[Stated problem] Write the data out again, exactly as given.

[Given records]
• • • • • • •
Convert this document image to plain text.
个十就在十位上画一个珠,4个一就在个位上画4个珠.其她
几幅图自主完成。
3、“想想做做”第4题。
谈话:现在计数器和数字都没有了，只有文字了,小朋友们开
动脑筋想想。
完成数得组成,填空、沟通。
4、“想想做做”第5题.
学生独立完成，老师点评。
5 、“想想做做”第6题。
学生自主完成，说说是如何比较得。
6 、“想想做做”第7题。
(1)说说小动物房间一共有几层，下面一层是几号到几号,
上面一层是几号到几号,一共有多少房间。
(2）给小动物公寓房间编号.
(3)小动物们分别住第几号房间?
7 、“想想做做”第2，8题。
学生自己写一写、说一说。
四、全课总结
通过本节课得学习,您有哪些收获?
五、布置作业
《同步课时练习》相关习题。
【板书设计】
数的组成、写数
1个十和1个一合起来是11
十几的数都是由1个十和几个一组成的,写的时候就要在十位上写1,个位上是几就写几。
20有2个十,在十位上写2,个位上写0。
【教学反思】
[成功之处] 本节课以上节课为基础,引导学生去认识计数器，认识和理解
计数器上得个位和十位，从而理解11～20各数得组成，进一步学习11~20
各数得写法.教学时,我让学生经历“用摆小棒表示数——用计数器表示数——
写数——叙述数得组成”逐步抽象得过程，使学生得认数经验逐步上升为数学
• • • • • • •
[Solution for this exercise]
Convert this document image to plain text.
个十就在十位上画一个珠,4个一就在个位上画4个珠.其她
几幅图自主完成。
3、“想想做做”第4题。
谈话:现在计数器和数字都没有了，只有文字了,小朋友们开
动脑筋想想。
完成数得组成,填空、沟通。
4、“想想做做”第5题.
学生独立完成，老师点评。
5 、“想想做做”第6题。
学生自主完成，说说是如何比较得。
6 、“想想做做”第7题。
(1)说说小动物房间一共有几层，下面一层是几号到几号,
上面一层是几号到几号,一共有多少房间。
(2）给小动物公寓房间编号.
(3)小动物们分别住第几号房间?
7 、“想想做做”第2，8题。
学生自己写一写、说一说。
四、全课总结
通过本节课得学习,您有哪些收获?
五、布置作业
《同步课时练习》相关习题。
【板书设计】
数的组成、写数
1个十和1个一合起来是11
十几的数都是由1个十和几个一组成的,写的时候就要在十位上写1,个位上是几就写几。
20有2个十,在十位上写2,个位上写0。
【教学反思】
[成功之处] 本节课以上节课为基础,引导学生去认识计数器，认识和理解
计数器上得个位和十位，从而理解11～20各数得组成，进一步学习11~20
各数得写法.教学时,我让学生经历“用摆小棒表示数——用计数器表示数——
写数——叙述数得组成”逐步抽象得过程，使学生得认数经验逐步上升为数学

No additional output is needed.